(Stored dataset items)
******************************

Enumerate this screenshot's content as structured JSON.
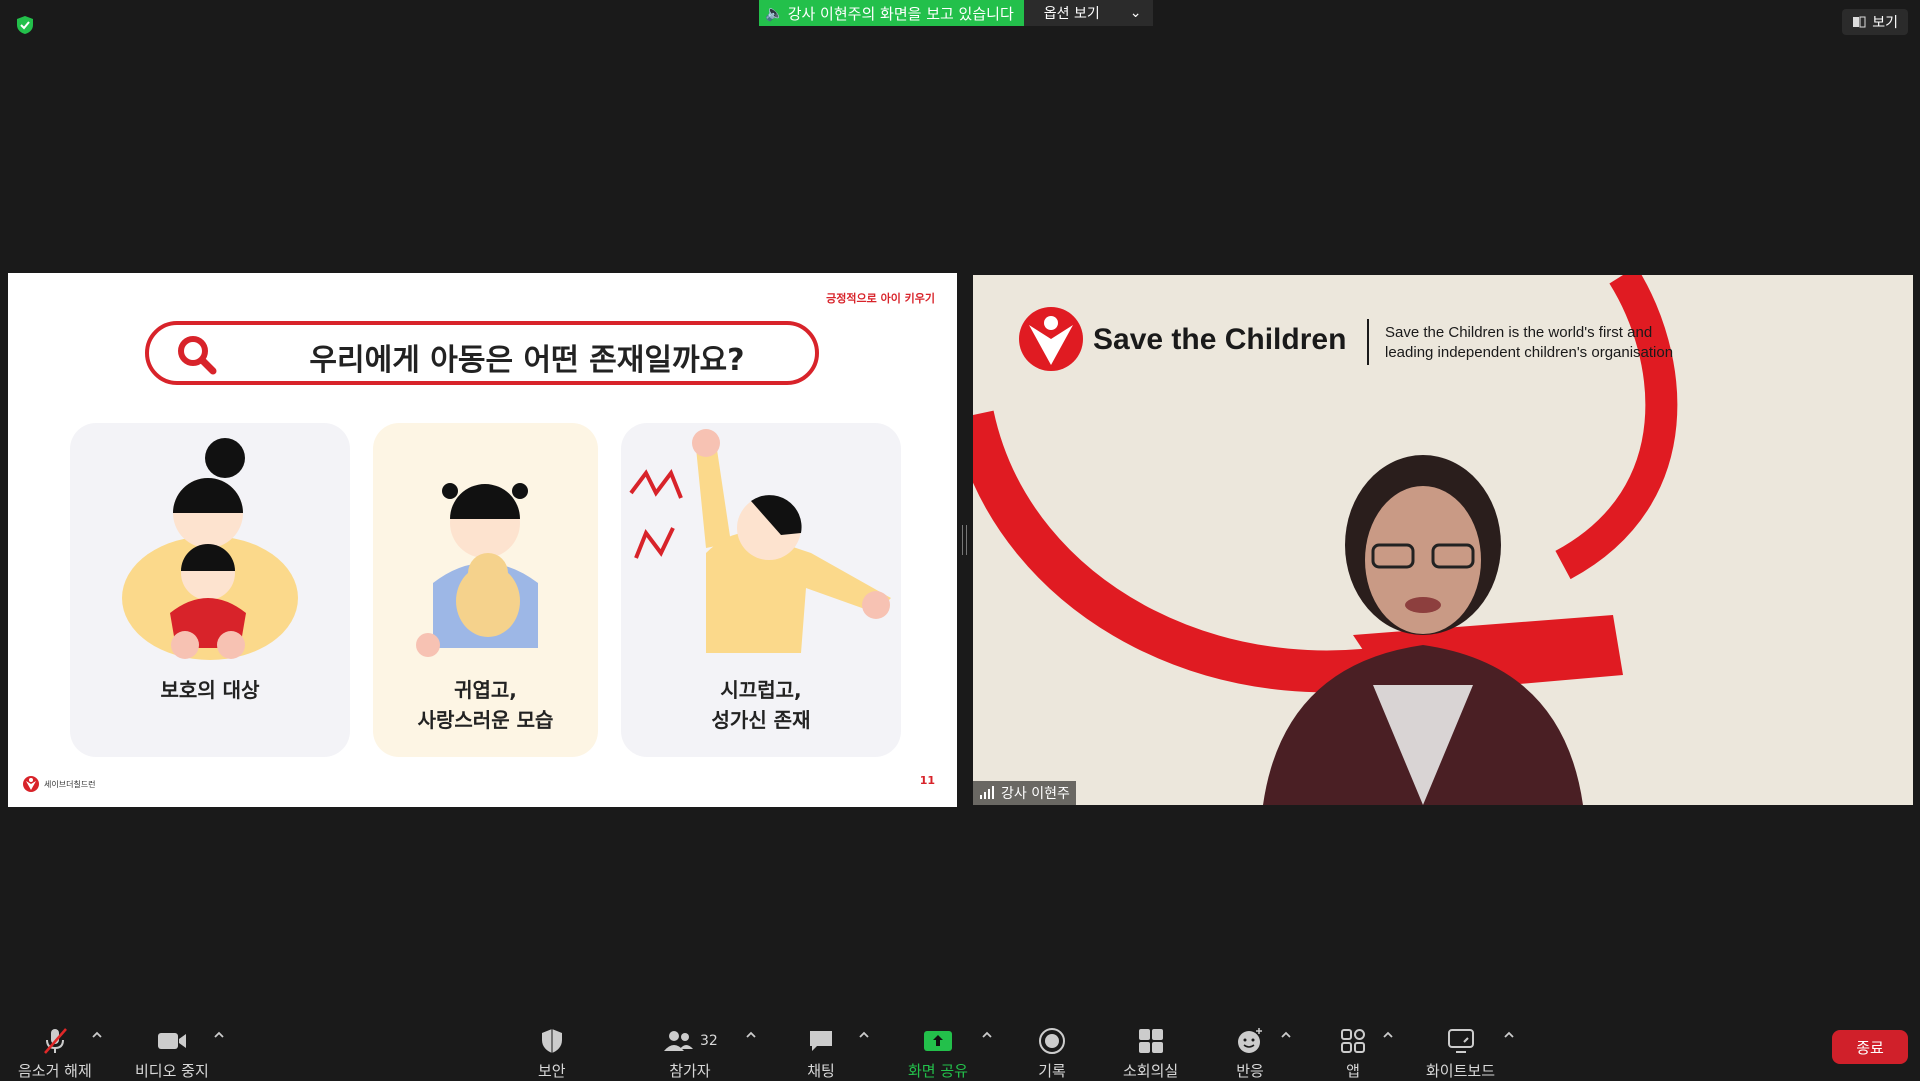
{
  "top": {
    "share_banner": "강사 이현주의 화면을 보고 있습니다",
    "view_options": "옵션 보기",
    "view_button": "보기"
  },
  "slide": {
    "top_label": "긍정적으로 아이 키우기",
    "question": "우리에게 아동은 어떤 존재일까요?",
    "cards": [
      {
        "line1": "보호의 대상",
        "line2": ""
      },
      {
        "line1": "귀엽고,",
        "line2": "사랑스러운 모습"
      },
      {
        "line1": "시끄럽고,",
        "line2": "성가신 존재"
      }
    ],
    "logo_text": "세이브더칠드런",
    "page_number": "11"
  },
  "video": {
    "org_name": "Save the Children",
    "tagline_1": "Save the Children is the world's first and",
    "tagline_2": "leading independent children's organisation",
    "participant_name": "강사 이현주"
  },
  "toolbar": {
    "unmute": "음소거 해제",
    "stop_video": "비디오 중지",
    "security": "보안",
    "participants": "참가자",
    "participants_count": "32",
    "chat": "채팅",
    "share_screen": "화면 공유",
    "record": "기록",
    "breakout": "소회의실",
    "reactions": "반응",
    "apps": "앱",
    "whiteboard": "화이트보드",
    "end": "종료"
  },
  "colors": {
    "brand_red": "#d8232a",
    "zoom_green": "#23c04b",
    "end_red": "#d0202a"
  }
}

******************************

Whenever "Save" turns up in a line, pick that line out.

_Complete answer_.
    "org_name": "Save the Children",
    "tagline_1": "Save the Children is the world's first and",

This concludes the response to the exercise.